- What is required:
Extract the listing in its entirety, keeping each line identical to the original.

- Extracted records:
▬▬▬▬▬▬
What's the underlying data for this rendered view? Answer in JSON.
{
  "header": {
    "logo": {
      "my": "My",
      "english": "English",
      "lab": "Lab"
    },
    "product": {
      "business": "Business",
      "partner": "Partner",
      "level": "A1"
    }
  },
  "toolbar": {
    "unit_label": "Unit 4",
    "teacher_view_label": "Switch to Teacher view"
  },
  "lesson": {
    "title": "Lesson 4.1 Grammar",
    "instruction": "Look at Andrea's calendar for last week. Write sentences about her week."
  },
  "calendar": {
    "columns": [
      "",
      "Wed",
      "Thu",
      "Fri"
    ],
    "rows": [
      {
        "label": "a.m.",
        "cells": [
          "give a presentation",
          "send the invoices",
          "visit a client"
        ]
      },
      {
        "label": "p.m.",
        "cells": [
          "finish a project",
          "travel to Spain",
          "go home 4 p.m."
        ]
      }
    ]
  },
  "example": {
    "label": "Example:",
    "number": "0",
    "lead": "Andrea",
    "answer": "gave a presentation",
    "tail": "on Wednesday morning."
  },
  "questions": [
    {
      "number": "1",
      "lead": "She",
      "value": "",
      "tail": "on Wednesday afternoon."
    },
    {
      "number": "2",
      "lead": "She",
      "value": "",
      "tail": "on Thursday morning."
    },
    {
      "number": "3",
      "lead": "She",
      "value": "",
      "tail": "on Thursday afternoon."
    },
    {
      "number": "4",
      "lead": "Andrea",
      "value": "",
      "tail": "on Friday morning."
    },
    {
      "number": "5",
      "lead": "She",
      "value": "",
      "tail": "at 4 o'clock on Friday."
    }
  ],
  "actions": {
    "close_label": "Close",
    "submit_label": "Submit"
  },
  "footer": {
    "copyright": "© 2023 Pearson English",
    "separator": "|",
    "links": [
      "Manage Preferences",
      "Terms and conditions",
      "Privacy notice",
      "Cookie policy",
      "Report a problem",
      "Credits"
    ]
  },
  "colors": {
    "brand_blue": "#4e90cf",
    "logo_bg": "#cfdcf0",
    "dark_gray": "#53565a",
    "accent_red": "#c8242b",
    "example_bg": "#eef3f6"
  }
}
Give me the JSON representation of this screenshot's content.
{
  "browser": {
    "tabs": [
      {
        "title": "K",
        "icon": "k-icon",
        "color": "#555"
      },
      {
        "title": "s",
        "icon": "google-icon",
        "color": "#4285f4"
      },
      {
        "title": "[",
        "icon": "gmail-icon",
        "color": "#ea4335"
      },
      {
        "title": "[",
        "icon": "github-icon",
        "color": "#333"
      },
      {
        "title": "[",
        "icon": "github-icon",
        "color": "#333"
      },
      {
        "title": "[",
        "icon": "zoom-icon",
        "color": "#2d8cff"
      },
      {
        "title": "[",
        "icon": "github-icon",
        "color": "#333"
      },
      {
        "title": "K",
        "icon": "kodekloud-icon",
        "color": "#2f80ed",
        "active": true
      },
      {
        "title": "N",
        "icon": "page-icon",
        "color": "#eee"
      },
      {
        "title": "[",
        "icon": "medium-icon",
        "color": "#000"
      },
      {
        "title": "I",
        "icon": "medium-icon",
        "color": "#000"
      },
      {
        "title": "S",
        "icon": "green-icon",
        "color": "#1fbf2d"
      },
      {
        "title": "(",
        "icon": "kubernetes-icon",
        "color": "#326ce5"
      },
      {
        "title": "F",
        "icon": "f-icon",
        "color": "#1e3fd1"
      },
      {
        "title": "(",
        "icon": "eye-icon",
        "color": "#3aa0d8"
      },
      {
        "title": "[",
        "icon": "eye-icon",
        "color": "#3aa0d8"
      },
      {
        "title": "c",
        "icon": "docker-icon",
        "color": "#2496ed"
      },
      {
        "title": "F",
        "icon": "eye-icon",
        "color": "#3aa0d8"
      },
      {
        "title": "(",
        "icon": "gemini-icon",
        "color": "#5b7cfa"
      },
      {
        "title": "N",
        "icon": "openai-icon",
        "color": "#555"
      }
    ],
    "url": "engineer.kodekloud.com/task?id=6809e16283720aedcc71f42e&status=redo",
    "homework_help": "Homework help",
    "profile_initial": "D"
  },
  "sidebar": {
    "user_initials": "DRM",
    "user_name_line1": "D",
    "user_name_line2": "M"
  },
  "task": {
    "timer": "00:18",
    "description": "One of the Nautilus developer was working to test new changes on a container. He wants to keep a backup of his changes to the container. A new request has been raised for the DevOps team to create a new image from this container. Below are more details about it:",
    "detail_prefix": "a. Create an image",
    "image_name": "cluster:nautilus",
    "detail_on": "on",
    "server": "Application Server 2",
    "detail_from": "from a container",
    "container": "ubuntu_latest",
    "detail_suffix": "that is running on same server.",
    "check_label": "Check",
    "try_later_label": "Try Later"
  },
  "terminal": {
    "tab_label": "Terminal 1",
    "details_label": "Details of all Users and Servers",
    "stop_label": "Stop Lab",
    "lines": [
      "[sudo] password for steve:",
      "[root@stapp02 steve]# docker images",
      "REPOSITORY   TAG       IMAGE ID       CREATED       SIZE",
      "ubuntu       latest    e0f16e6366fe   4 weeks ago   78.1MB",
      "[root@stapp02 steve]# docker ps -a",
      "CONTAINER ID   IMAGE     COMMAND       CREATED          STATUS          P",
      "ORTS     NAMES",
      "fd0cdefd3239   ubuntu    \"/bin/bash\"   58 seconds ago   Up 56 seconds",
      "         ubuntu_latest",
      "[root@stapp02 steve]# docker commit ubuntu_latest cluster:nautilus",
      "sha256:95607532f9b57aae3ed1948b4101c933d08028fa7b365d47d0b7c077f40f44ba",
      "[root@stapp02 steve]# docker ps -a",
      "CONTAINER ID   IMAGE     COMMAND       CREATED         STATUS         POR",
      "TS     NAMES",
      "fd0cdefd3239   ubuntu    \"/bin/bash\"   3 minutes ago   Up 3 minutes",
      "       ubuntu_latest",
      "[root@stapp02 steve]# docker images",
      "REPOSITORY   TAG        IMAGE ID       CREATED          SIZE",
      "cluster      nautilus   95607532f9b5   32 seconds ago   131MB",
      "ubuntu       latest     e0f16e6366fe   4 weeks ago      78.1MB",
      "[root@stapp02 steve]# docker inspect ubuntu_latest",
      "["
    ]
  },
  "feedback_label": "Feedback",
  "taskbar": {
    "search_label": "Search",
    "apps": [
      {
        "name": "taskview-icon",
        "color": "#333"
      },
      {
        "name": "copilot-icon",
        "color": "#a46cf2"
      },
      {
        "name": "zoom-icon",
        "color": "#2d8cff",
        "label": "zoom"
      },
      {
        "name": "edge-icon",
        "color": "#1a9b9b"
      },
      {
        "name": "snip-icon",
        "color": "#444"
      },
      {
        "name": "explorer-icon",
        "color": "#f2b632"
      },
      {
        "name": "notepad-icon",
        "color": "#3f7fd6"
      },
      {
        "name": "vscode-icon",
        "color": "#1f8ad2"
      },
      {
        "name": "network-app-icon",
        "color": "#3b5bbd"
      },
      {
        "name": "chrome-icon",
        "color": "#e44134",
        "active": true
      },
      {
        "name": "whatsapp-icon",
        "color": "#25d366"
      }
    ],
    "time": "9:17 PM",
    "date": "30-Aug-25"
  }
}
▬▬▬▬▬▬
- Response:
What's the underlying data for this rendered view? Answer in JSON.
{
  "header": {
    "logo": {
      "my": "My",
      "english": "English",
      "lab": "Lab"
    },
    "product": {
      "business": "Business",
      "partner": "Partner",
      "level": "A1"
    }
  },
  "toolbar": {
    "unit_label": "Unit 4",
    "teacher_view_label": "Switch to Teacher view"
  },
  "lesson": {
    "title": "Lesson 4.1 Grammar",
    "instruction": "Look at Andrea's calendar for last week. Write sentences about her week."
  },
  "calendar": {
    "columns": [
      "",
      "Wed",
      "Thu",
      "Fri"
    ],
    "rows": [
      {
        "label": "a.m.",
        "cells": [
          "give a presentation",
          "send the invoices",
          "visit a client"
        ]
      },
      {
        "label": "p.m.",
        "cells": [
          "finish a project",
          "travel to Spain",
          "go home 4 p.m."
        ]
      }
    ]
  },
  "example": {
    "label": "Example:",
    "number": "0",
    "lead": "Andrea",
    "answer": "gave a presentation",
    "tail": "on Wednesday morning."
  },
  "questions": [
    {
      "number": "1",
      "lead": "She",
      "value": "",
      "tail": "on Wednesday afternoon."
    },
    {
      "number": "2",
      "lead": "She",
      "value": "",
      "tail": "on Thursday morning."
    },
    {
      "number": "3",
      "lead": "She",
      "value": "",
      "tail": "on Thursday afternoon."
    },
    {
      "number": "4",
      "lead": "Andrea",
      "value": "",
      "tail": "on Friday morning."
    },
    {
      "number": "5",
      "lead": "She",
      "value": "",
      "tail": "at 4 o'clock on Friday."
    }
  ],
  "actions": {
    "close_label": "Close",
    "submit_label": "Submit"
  },
  "footer": {
    "copyright": "© 2023 Pearson English",
    "separator": "|",
    "links": [
      "Manage Preferences",
      "Terms and conditions",
      "Privacy notice",
      "Cookie policy",
      "Report a problem",
      "Credits"
    ]
  },
  "colors": {
    "brand_blue": "#4e90cf",
    "logo_bg": "#cfdcf0",
    "dark_gray": "#53565a",
    "accent_red": "#c8242b",
    "example_bg": "#eef3f6"
  }
}
Give me the JSON representation of this screenshot's content.
{
  "browser": {
    "tabs": [
      {
        "title": "K",
        "icon": "k-icon",
        "color": "#555"
      },
      {
        "title": "s",
        "icon": "google-icon",
        "color": "#4285f4"
      },
      {
        "title": "[",
        "icon": "gmail-icon",
        "color": "#ea4335"
      },
      {
        "title": "[",
        "icon": "github-icon",
        "color": "#333"
      },
      {
        "title": "[",
        "icon": "github-icon",
        "color": "#333"
      },
      {
        "title": "[",
        "icon": "zoom-icon",
        "color": "#2d8cff"
      },
      {
        "title": "[",
        "icon": "github-icon",
        "color": "#333"
      },
      {
        "title": "K",
        "icon": "kodekloud-icon",
        "color": "#2f80ed",
        "active": true
      },
      {
        "title": "N",
        "icon": "page-icon",
        "color": "#eee"
      },
      {
        "title": "[",
        "icon": "medium-icon",
        "color": "#000"
      },
      {
        "title": "I",
        "icon": "medium-icon",
        "color": "#000"
      },
      {
        "title": "S",
        "icon": "green-icon",
        "color": "#1fbf2d"
      },
      {
        "title": "(",
        "icon": "kubernetes-icon",
        "color": "#326ce5"
      },
      {
        "title": "F",
        "icon": "f-icon",
        "color": "#1e3fd1"
      },
      {
        "title": "(",
        "icon": "eye-icon",
        "color": "#3aa0d8"
      },
      {
        "title": "[",
        "icon": "eye-icon",
        "color": "#3aa0d8"
      },
      {
        "title": "c",
        "icon": "docker-icon",
        "color": "#2496ed"
      },
      {
        "title": "F",
        "icon": "eye-icon",
        "color": "#3aa0d8"
      },
      {
        "title": "(",
        "icon": "gemini-icon",
        "color": "#5b7cfa"
      },
      {
        "title": "N",
        "icon": "openai-icon",
        "color": "#555"
      }
    ],
    "url": "engineer.kodekloud.com/task?id=6809e16283720aedcc71f42e&status=redo",
    "homework_help": "Homework help",
    "profile_initial": "D"
  },
  "sidebar": {
    "user_initials": "DRM",
    "user_name_line1": "D",
    "user_name_line2": "M"
  },
  "task": {
    "timer": "00:18",
    "description": "One of the Nautilus developer was working to test new changes on a container. He wants to keep a backup of his changes to the container. A new request has been raised for the DevOps team to create a new image from this container. Below are more details about it:",
    "detail_prefix": "a. Create an image",
    "image_name": "cluster:nautilus",
    "detail_on": "on",
    "server": "Application Server 2",
    "detail_from": "from a container",
    "container": "ubuntu_latest",
    "detail_suffix": "that is running on same server.",
    "check_label": "Check",
    "try_later_label": "Try Later"
  },
  "terminal": {
    "tab_label": "Terminal 1",
    "details_label": "Details of all Users and Servers",
    "stop_label": "Stop Lab",
    "lines": [
      "[sudo] password for steve:",
      "[root@stapp02 steve]# docker images",
      "REPOSITORY   TAG       IMAGE ID       CREATED       SIZE",
      "ubuntu       latest    e0f16e6366fe   4 weeks ago   78.1MB",
      "[root@stapp02 steve]# docker ps -a",
      "CONTAINER ID   IMAGE     COMMAND       CREATED          STATUS          P",
      "ORTS     NAMES",
      "fd0cdefd3239   ubuntu    \"/bin/bash\"   58 seconds ago   Up 56 seconds",
      "         ubuntu_latest",
      "[root@stapp02 steve]# docker commit ubuntu_latest cluster:nautilus",
      "sha256:95607532f9b57aae3ed1948b4101c933d08028fa7b365d47d0b7c077f40f44ba",
      "[root@stapp02 steve]# docker ps -a",
      "CONTAINER ID   IMAGE     COMMAND       CREATED         STATUS         POR",
      "TS     NAMES",
      "fd0cdefd3239   ubuntu    \"/bin/bash\"   3 minutes ago   Up 3 minutes",
      "       ubuntu_latest",
      "[root@stapp02 steve]# docker images",
      "REPOSITORY   TAG        IMAGE ID       CREATED          SIZE",
      "cluster      nautilus   95607532f9b5   32 seconds ago   131MB",
      "ubuntu       latest     e0f16e6366fe   4 weeks ago      78.1MB",
      "[root@stapp02 steve]# docker inspect ubuntu_latest",
      "["
    ]
  },
  "feedback_label": "Feedback",
  "taskbar": {
    "search_label": "Search",
    "apps": [
      {
        "name": "taskview-icon",
        "color": "#333"
      },
      {
        "name": "copilot-icon",
        "color": "#a46cf2"
      },
      {
        "name": "zoom-icon",
        "color": "#2d8cff",
        "label": "zoom"
      },
      {
        "name": "edge-icon",
        "color": "#1a9b9b"
      },
      {
        "name": "snip-icon",
        "color": "#444"
      },
      {
        "name": "explorer-icon",
        "color": "#f2b632"
      },
      {
        "name": "notepad-icon",
        "color": "#3f7fd6"
      },
      {
        "name": "vscode-icon",
        "color": "#1f8ad2"
      },
      {
        "name": "network-app-icon",
        "color": "#3b5bbd"
      },
      {
        "name": "chrome-icon",
        "color": "#e44134",
        "active": true
      },
      {
        "name": "whatsapp-icon",
        "color": "#25d366"
      }
    ],
    "time": "9:17 PM",
    "date": "30-Aug-25"
  }
}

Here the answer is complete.